◆ Collected data ◆

○ ○ ○ ○

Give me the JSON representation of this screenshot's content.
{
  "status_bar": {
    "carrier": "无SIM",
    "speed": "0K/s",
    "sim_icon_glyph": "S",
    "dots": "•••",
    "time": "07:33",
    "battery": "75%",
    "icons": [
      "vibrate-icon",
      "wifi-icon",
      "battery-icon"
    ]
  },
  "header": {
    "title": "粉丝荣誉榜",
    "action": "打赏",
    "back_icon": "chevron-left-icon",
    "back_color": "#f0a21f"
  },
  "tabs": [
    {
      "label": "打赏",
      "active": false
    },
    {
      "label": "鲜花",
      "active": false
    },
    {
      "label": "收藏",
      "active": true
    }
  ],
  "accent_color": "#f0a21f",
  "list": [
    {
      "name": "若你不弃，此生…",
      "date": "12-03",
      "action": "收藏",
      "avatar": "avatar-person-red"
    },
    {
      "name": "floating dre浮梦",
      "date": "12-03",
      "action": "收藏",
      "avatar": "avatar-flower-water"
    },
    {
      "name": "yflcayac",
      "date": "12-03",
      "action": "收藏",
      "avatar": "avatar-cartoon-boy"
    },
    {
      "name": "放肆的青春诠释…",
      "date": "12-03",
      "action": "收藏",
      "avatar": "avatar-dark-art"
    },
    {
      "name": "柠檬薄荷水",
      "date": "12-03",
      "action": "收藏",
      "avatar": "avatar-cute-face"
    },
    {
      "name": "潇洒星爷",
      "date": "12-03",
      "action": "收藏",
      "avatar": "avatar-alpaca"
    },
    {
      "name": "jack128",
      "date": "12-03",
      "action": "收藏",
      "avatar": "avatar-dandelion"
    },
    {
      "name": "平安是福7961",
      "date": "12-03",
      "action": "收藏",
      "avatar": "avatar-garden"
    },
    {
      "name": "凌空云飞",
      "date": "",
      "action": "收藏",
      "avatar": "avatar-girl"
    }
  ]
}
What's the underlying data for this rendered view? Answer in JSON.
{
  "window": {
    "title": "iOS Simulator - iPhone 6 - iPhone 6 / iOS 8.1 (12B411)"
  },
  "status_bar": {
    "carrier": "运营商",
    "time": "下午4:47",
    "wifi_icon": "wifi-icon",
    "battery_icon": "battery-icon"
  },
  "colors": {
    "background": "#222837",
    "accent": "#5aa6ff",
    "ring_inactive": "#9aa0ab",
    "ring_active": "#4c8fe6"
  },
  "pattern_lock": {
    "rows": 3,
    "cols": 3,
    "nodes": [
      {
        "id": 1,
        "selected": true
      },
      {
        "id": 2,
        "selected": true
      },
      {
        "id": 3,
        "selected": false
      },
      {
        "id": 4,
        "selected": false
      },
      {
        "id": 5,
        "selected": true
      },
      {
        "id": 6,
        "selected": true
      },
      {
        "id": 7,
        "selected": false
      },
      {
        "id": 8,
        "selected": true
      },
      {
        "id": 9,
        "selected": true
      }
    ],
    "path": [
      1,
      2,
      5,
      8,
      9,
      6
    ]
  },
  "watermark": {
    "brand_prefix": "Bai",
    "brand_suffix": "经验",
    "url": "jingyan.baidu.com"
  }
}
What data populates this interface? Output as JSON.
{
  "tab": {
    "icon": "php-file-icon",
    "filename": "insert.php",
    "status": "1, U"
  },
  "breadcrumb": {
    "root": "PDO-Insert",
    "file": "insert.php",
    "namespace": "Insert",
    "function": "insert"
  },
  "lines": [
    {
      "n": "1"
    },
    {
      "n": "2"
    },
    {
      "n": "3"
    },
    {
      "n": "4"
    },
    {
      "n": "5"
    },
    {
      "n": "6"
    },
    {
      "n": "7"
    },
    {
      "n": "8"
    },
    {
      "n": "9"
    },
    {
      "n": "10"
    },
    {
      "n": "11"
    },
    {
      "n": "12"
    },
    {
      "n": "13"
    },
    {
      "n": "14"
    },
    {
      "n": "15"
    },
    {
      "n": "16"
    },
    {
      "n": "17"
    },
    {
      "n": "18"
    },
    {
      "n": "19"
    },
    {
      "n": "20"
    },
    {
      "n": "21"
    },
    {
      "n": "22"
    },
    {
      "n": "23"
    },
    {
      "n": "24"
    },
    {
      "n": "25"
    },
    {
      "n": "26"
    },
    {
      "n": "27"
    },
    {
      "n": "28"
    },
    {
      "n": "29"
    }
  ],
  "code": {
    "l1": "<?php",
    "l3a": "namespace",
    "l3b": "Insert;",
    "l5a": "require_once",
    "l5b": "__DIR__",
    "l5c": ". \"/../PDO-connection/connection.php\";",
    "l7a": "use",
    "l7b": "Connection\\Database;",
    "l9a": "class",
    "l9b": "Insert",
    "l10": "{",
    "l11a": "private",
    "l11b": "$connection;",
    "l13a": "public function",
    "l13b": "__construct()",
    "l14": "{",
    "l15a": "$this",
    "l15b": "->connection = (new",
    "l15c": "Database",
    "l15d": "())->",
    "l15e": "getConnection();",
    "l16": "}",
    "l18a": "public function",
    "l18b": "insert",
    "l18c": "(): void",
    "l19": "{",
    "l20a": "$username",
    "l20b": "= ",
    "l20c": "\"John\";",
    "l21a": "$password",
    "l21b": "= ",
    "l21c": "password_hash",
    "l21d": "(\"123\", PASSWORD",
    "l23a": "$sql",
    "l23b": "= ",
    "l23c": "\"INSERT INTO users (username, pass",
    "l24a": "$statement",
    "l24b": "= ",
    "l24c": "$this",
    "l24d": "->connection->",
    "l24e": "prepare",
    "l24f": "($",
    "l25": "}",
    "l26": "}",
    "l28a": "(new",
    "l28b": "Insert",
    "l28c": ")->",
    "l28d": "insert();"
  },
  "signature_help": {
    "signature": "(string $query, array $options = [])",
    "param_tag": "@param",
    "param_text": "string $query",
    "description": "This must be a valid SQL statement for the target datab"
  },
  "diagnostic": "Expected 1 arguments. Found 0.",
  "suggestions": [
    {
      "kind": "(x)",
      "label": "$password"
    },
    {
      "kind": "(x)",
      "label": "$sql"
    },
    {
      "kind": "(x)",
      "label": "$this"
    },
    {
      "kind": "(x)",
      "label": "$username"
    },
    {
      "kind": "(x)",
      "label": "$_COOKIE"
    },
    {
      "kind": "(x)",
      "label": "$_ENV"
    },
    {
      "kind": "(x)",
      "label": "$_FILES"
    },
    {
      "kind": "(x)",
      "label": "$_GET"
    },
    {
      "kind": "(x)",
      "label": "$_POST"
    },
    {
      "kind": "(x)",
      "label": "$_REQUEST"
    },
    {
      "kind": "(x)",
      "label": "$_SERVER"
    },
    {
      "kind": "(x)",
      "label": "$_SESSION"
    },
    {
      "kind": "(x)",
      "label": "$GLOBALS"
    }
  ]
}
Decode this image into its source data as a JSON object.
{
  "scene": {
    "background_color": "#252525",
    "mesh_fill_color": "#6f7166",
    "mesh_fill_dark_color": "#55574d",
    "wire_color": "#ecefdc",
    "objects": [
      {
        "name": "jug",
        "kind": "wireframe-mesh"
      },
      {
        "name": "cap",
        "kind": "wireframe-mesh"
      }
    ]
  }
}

○ ○ ○ ○

◆ EXERCISE INSTRUCTIONS ◆
What is the number of lines in the records that contain the word "public"? Answer with the number and nothing else.

◆ SOLUTION TO THIS EXERCISE ◆
2